List every actor named in the film review below.

■ **PASSAGE PROVIDED**
================================
A film review my Madhuri: “An entertaining diversion into a life you don’t want to live. Well-crafted, suspenseful, but most of all cautionary…”

2017 – Director Aaron Sorkin (Social Network, Steve Jobs, Moneyball)
Jessica Chastain, Idris Elba, Kevin Costner, Samantha Isler, Michael Cera
2 hours 20 minutes

To me, running a gambling den is right up there with running a restaurant, or being a plumber, for undesirable occupations. But it can be fun to watch people, and for a couple of hours to empathize with them, doing things we’d never do.

This unlikely true story takes a world-class competitive skier, Molly Bloom (Isler, then Chastain, as character grows up) coached by her ambitious father, Larry Bloom (a grizzled, thick-middled Kevin Costner, playing, as always, his own profile – and let it be said here that I like him, since he looks like a beloved family friend from my childhood) – and turns her into a shiny stiletto-heeled high-class gambling maven, raking in the money, juggling the ferocious egos and griefs and triumphs of movie stars, famous directors, Russian moguls, royalty, and so on. This she manages to do for an entire decade, and with a certain amount of compassion and integrity, as well as an awe-inspiring intellectual acumen.
================================
■ **PROVIDED DATA**
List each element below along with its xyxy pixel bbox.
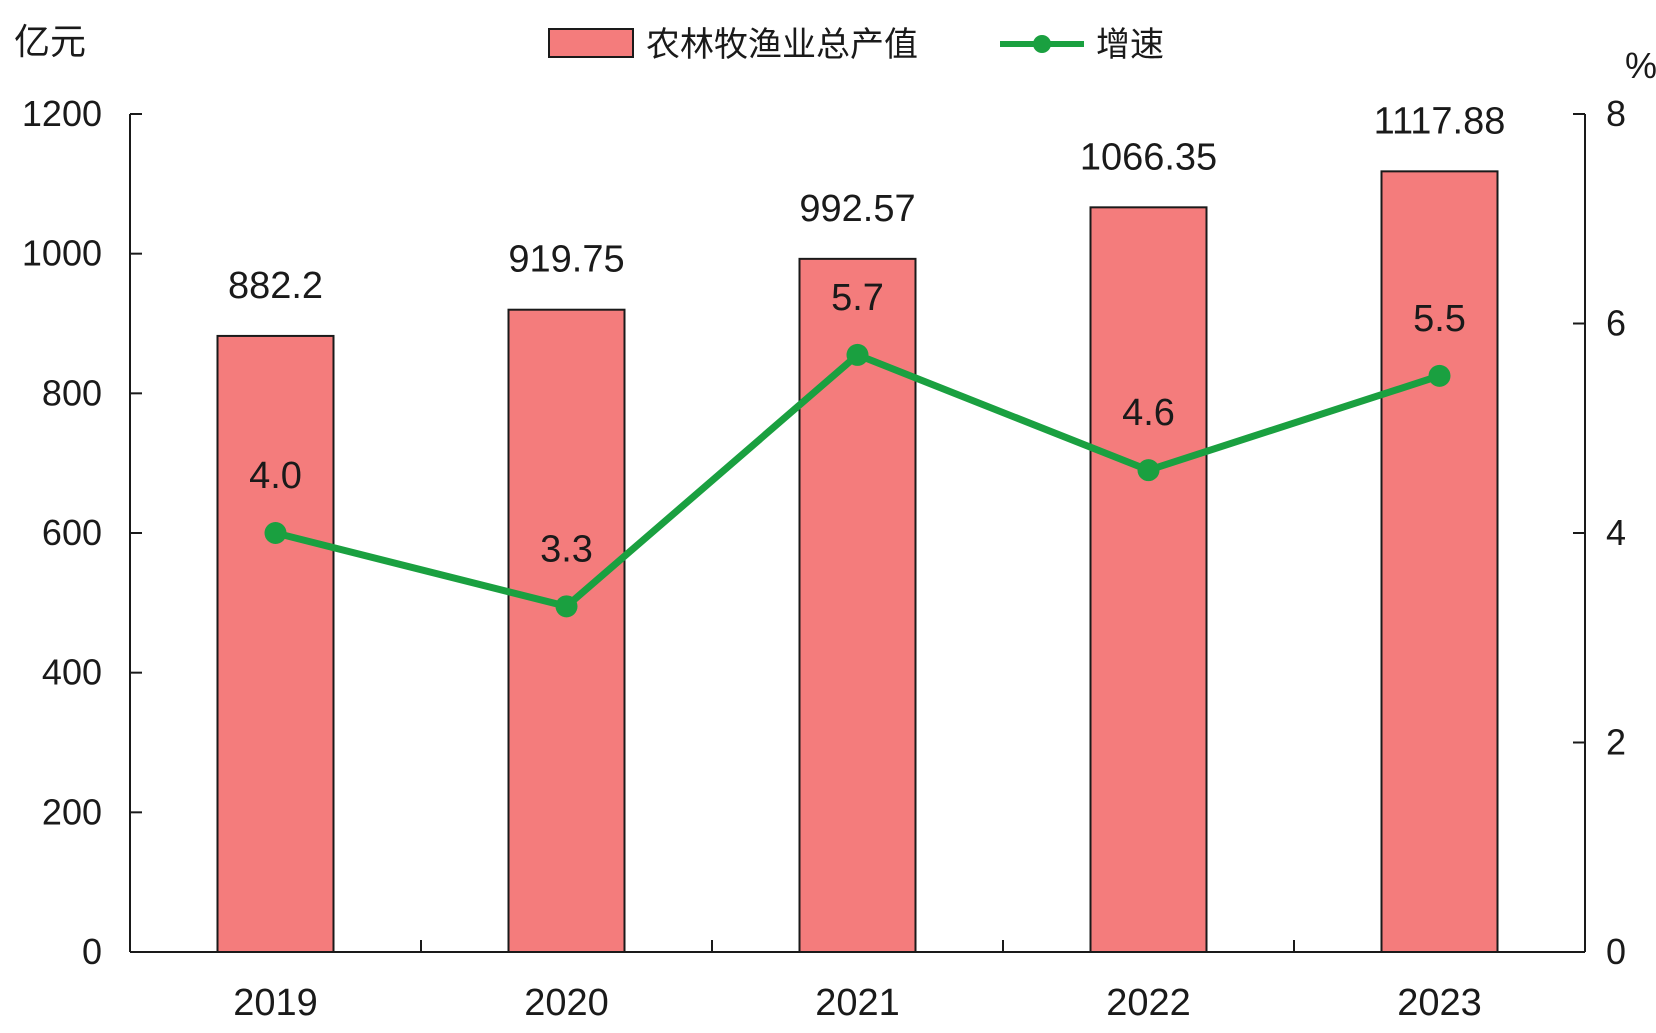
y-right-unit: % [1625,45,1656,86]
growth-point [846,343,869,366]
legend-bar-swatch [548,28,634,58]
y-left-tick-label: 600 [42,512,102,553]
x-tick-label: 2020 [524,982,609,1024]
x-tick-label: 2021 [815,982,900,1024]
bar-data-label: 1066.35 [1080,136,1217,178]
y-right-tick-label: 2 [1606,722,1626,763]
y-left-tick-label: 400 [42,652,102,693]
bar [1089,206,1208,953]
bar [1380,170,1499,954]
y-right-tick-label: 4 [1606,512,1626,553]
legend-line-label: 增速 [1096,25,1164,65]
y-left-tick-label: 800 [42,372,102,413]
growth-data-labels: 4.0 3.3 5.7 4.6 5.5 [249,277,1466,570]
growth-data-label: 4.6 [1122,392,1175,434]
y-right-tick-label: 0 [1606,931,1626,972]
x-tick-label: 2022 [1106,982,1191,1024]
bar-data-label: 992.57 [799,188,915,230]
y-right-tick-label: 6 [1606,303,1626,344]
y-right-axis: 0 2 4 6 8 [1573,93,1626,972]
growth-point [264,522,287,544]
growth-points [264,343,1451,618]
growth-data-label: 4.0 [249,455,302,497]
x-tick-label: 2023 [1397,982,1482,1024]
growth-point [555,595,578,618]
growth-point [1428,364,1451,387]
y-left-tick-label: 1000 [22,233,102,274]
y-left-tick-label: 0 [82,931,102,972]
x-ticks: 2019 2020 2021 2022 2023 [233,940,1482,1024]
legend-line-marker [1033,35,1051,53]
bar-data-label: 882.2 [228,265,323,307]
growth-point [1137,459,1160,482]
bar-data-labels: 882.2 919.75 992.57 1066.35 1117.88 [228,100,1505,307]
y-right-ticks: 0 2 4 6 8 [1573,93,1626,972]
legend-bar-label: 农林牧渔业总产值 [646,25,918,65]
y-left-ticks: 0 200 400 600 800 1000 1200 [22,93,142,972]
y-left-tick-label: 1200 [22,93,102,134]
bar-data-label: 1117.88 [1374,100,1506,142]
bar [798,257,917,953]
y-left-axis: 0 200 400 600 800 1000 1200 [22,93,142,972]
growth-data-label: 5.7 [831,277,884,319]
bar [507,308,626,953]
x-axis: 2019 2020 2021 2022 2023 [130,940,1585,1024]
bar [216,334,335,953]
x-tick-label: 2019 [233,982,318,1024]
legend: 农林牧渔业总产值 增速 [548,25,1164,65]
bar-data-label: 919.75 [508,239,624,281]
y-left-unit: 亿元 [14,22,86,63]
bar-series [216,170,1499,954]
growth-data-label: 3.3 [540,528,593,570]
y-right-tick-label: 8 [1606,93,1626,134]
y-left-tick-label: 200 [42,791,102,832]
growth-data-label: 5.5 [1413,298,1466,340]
================================
■ **SOLUTION TO THIS PROBLEM**
Jessica Chastain, Idris Elba, Kevin Costner, Samantha Isler, Michael Cera